In the listing below, locate the lines bearing the word "Daily". Copy every one of them.

++++++++++++++++++++

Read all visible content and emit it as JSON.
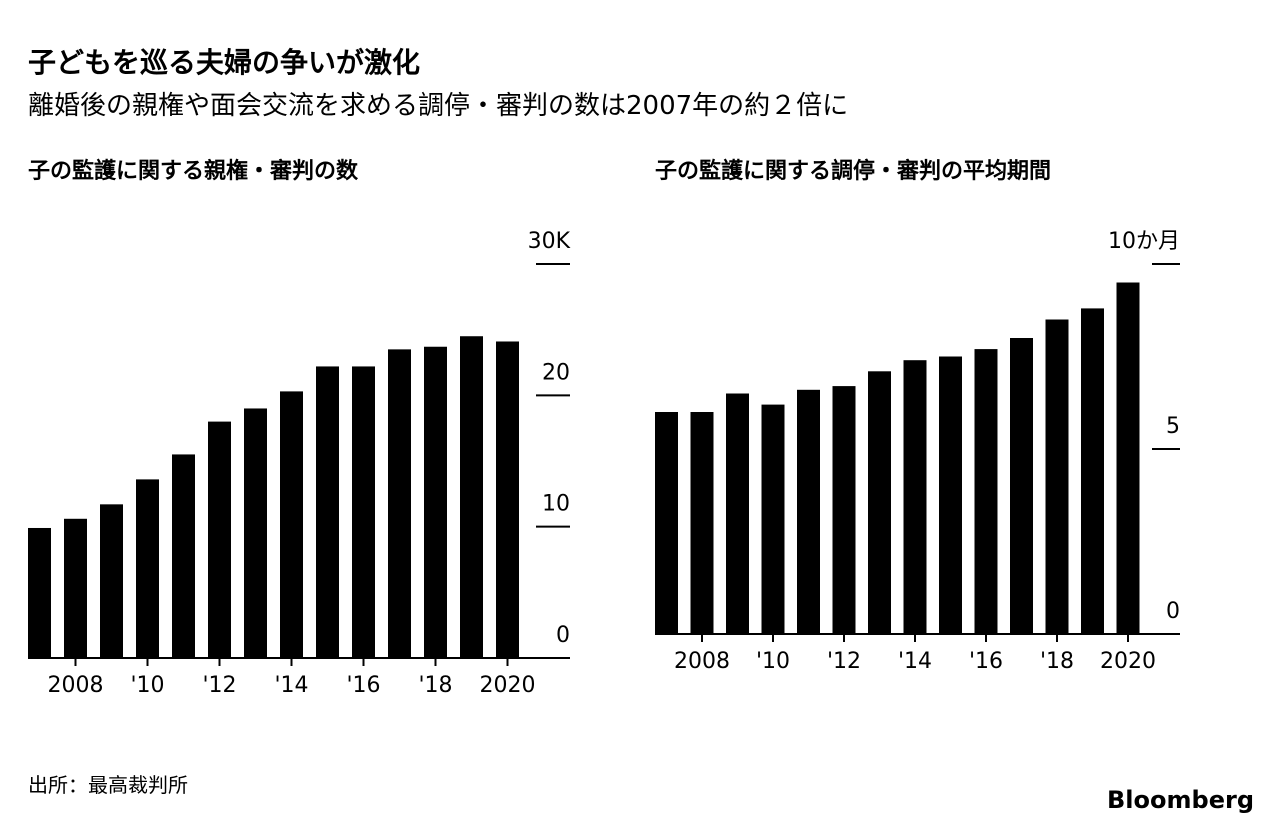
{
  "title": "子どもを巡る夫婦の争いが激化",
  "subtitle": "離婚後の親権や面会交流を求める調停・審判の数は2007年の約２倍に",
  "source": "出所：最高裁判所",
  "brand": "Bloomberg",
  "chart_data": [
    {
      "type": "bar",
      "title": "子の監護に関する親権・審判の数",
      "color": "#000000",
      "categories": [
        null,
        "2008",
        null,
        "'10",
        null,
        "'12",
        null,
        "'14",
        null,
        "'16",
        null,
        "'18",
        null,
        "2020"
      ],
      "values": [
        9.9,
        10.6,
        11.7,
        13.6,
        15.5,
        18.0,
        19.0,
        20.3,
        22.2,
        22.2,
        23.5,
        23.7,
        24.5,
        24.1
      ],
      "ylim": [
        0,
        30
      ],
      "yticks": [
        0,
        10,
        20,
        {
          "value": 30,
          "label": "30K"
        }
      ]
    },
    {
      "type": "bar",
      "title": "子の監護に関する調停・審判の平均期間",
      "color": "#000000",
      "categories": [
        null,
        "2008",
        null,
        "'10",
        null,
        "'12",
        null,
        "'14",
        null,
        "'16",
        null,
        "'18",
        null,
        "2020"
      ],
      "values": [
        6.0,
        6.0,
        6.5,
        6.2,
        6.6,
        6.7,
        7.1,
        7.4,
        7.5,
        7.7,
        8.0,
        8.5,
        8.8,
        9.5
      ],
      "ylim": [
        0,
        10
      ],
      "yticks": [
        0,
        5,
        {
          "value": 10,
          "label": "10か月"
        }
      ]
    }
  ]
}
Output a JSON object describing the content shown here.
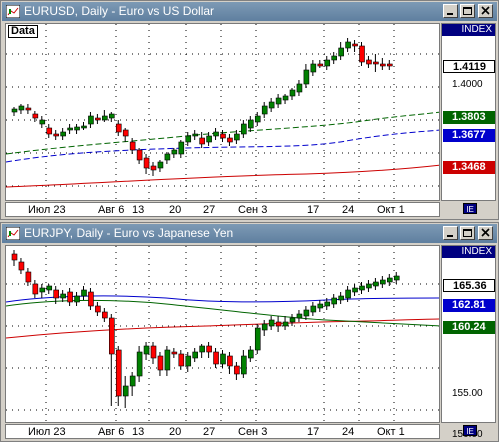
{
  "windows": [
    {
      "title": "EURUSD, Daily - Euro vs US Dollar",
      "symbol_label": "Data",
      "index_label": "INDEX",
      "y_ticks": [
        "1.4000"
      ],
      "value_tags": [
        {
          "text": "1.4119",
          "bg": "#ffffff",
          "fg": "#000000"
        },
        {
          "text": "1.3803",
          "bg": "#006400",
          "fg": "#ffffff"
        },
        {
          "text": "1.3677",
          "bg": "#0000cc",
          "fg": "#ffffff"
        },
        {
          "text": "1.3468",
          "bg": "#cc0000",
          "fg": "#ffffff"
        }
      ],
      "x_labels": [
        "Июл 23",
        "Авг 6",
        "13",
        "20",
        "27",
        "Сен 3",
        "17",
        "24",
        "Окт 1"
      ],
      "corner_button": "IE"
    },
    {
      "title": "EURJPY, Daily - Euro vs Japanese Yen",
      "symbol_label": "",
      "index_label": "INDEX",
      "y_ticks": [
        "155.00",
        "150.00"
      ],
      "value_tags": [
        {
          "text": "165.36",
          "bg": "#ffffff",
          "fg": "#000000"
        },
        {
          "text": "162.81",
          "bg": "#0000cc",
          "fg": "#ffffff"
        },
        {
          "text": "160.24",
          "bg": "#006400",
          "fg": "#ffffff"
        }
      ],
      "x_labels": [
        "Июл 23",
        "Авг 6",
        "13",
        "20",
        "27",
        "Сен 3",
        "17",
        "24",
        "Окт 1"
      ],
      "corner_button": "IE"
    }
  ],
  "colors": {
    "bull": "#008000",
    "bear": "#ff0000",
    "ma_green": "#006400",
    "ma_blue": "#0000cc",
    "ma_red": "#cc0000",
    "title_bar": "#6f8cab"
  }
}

++++++++++++++++++++

** Result **
      "title": "EURUSD, Daily - Euro vs US Dollar",
      "title": "EURJPY, Daily - Euro vs Japanese Yen",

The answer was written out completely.